◆ Data entries
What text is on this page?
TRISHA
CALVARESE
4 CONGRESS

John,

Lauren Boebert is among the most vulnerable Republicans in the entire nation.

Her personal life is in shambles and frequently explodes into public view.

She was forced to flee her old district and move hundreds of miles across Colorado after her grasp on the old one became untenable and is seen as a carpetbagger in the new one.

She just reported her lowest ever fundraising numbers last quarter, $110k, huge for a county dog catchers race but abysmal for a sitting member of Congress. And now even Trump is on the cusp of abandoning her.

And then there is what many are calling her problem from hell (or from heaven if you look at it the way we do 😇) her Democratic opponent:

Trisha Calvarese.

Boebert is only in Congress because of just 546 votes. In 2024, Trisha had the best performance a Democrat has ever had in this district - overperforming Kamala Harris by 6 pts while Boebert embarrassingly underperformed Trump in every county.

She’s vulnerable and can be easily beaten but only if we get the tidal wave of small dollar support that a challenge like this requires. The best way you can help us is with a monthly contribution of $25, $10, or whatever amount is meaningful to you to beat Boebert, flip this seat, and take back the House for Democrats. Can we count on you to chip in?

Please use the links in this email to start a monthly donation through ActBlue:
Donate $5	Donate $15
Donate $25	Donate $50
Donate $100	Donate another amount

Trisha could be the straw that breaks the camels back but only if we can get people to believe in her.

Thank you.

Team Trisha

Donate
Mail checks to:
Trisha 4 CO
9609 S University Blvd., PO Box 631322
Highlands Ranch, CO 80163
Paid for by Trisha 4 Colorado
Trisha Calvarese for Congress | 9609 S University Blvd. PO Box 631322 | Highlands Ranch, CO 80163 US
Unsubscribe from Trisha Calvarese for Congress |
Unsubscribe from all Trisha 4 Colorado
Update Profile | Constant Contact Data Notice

==

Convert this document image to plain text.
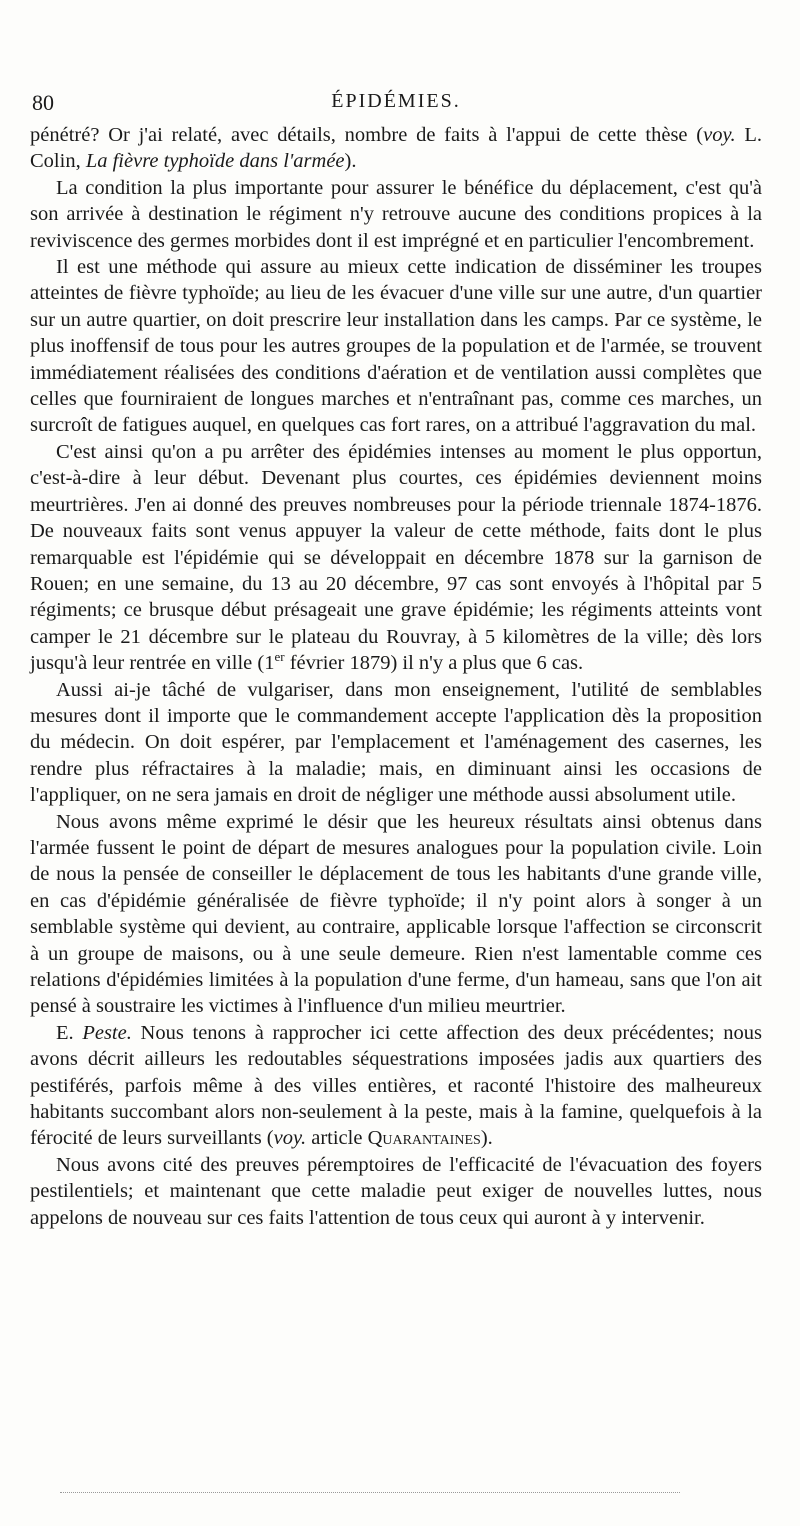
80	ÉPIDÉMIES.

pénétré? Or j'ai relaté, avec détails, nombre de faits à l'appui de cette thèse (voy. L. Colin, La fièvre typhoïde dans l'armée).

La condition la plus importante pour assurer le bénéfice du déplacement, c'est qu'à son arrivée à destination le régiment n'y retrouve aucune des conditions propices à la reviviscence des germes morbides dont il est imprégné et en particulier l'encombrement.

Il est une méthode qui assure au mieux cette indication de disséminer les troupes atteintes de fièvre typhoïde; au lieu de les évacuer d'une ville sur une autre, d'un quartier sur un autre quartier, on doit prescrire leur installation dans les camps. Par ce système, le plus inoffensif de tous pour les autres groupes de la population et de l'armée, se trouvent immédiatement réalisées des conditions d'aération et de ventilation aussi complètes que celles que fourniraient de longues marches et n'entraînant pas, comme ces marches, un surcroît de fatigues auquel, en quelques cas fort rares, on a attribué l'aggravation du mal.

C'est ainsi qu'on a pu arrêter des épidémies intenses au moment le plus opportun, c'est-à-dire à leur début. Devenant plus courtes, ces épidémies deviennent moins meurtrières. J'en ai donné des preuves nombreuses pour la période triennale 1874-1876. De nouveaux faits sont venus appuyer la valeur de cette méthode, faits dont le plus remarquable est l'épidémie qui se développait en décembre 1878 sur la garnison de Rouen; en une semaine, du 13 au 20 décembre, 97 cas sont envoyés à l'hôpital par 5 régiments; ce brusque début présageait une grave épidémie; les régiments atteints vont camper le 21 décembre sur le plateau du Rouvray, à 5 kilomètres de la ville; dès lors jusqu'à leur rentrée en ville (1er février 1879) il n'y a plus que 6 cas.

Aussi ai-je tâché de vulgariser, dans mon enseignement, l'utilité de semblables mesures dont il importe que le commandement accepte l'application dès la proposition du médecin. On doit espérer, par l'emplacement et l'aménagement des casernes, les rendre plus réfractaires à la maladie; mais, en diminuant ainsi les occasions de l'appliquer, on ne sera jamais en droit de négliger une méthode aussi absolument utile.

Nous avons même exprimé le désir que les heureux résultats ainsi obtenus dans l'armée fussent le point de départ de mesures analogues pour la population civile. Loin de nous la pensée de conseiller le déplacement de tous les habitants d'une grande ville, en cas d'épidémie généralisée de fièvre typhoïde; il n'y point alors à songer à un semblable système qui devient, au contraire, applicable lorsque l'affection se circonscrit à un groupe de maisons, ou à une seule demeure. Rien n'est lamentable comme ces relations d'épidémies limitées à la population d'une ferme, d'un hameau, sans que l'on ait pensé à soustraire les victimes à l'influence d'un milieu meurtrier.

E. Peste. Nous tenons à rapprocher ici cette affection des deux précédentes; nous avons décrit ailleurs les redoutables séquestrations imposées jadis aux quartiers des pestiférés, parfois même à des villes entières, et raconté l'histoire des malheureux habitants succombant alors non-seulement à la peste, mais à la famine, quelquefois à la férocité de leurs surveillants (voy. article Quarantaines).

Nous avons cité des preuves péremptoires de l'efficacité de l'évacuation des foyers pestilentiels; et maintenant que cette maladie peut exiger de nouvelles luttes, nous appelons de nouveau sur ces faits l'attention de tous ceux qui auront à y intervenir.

◆ Exercise goal
Take every line that includes the string "only" and copy it.

◆ Expected answer
Boebert is only in Congress because of just 546 votes. In 2024, Trisha had the best performance a Democrat has ever had in this district - overperforming Kamala Harris by 6 pts while Boebert embarrassingly underperformed Trump in every county.
She’s vulnerable and can be easily beaten but only if we get the tidal wave of small dollar support that a challenge like this requires. The best way you can help us is with a monthly contribution of $25, $10, or whatever amount is meaningful to you to beat Boebert, flip this seat, and take back the House for Democrats. Can we count on you to chip in?
Trisha could be the straw that breaks the camels back but only if we can get people to believe in her.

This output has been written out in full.